**Task statement:**
From the listing, collect all lines containing the word "JSON".

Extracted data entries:
____________
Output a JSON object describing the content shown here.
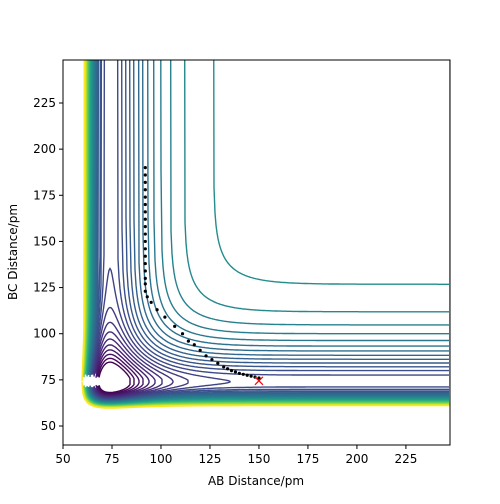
{
  "chart_data": {
    "type": "contour",
    "xlabel": "AB Distance/pm",
    "ylabel": "BC Distance/pm",
    "xlim": [
      50,
      247.5
    ],
    "ylim": [
      39.7,
      248.3
    ],
    "xticks": [
      50,
      75,
      100,
      125,
      150,
      175,
      200,
      225
    ],
    "yticks": [
      50,
      75,
      100,
      125,
      150,
      175,
      200,
      225
    ],
    "series": [
      {
        "marker": "dot",
        "color": "#000000",
        "x": [
          150,
          148,
          146,
          144,
          142,
          140,
          138,
          136,
          134,
          132,
          129,
          126,
          123,
          120,
          117,
          114,
          111,
          107,
          102,
          98,
          95,
          93,
          92,
          92,
          92,
          92,
          92,
          92,
          92,
          92,
          92,
          92,
          92,
          92,
          92,
          92,
          92,
          92,
          92,
          92
        ],
        "y": [
          76,
          76.5,
          77,
          77.5,
          78,
          78.5,
          79.3,
          80,
          81,
          82,
          84,
          86,
          88,
          91,
          94,
          96,
          100,
          104,
          109,
          113,
          117,
          120,
          123,
          127,
          130,
          134,
          138,
          142,
          146,
          150,
          154,
          158,
          162,
          166,
          170,
          174,
          178,
          182,
          186,
          190
        ]
      },
      {
        "marker": "x",
        "color": "#ff0000",
        "x": [
          150
        ],
        "y": [
          74.5
        ]
      }
    ]
  }
}
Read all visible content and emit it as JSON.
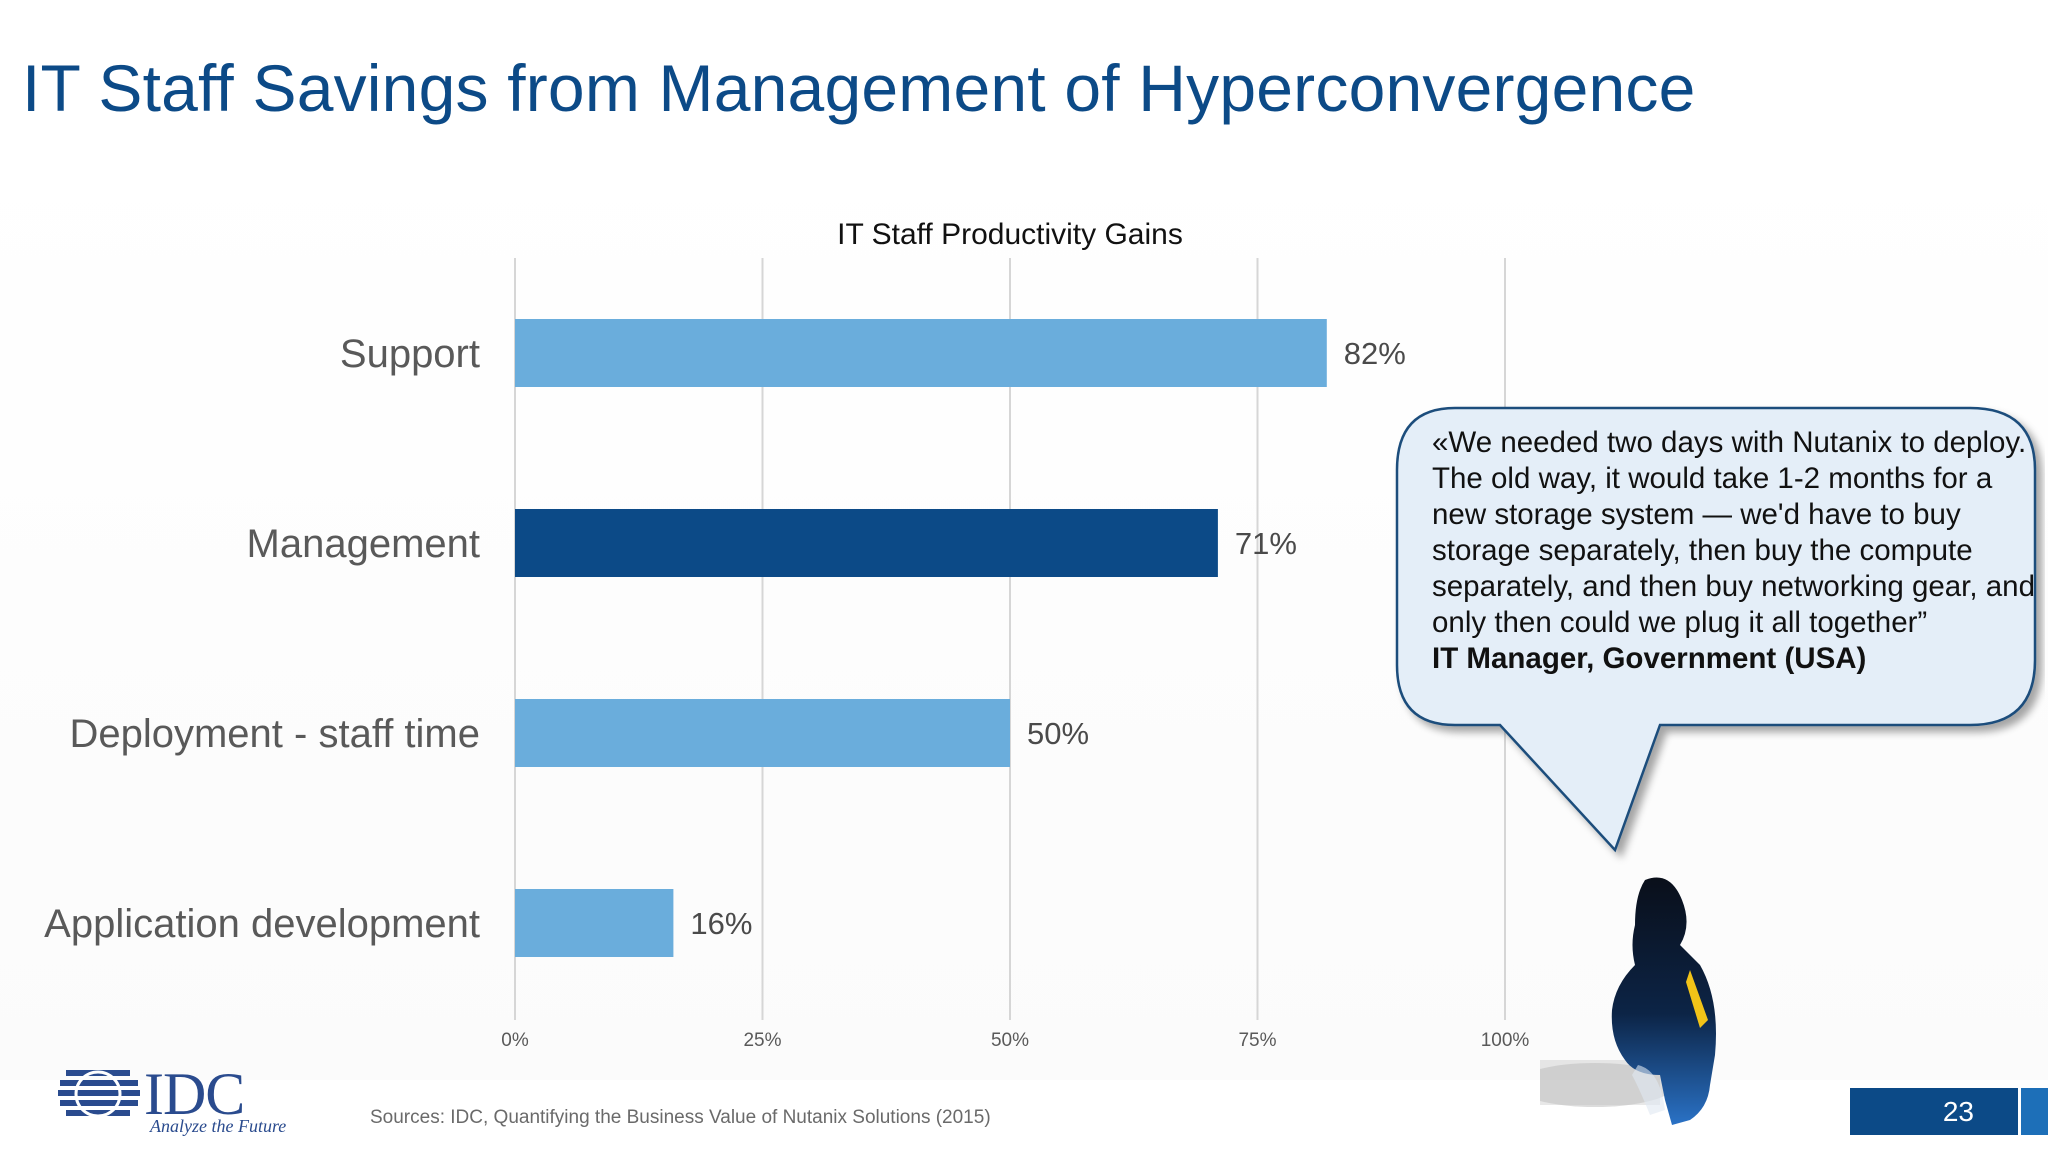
{
  "slide": {
    "title": "IT Staff Savings from Management of Hyperconvergence",
    "source": "Sources: IDC, Quantifying the Business Value of Nutanix Solutions (2015)",
    "page_number": "23"
  },
  "logo": {
    "name": "IDC",
    "tagline": "Analyze the Future"
  },
  "quote": {
    "text": "«We needed two days with Nutanix to deploy. The old way, it would take 1-2 months for a new storage system — we'd have to buy storage separately, then buy the compute separately, and then buy networking gear, and only then could we plug it all together”",
    "attribution": "IT Manager, Government (USA)"
  },
  "colors": {
    "title": "#0c4a87",
    "bar_default": "#6aaddc",
    "bar_highlight": "#0c4a87",
    "page_box": "#0c4a87"
  },
  "chart_data": {
    "type": "bar",
    "orientation": "horizontal",
    "title": "IT Staff Productivity Gains",
    "categories": [
      "Support",
      "Management",
      "Deployment - staff time",
      "Application development"
    ],
    "values": [
      82,
      71,
      50,
      16
    ],
    "value_labels": [
      "82%",
      "71%",
      "50%",
      "16%"
    ],
    "highlight_index": 1,
    "xlim": [
      0,
      100
    ],
    "x_ticks": [
      0,
      25,
      50,
      75,
      100
    ],
    "x_tick_labels": [
      "0%",
      "25%",
      "50%",
      "75%",
      "100%"
    ],
    "grid": true,
    "legend": "none"
  }
}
____________
**Reply:**
Output a JSON object describing the content shown here.
Read all visible content and emit it as JSON.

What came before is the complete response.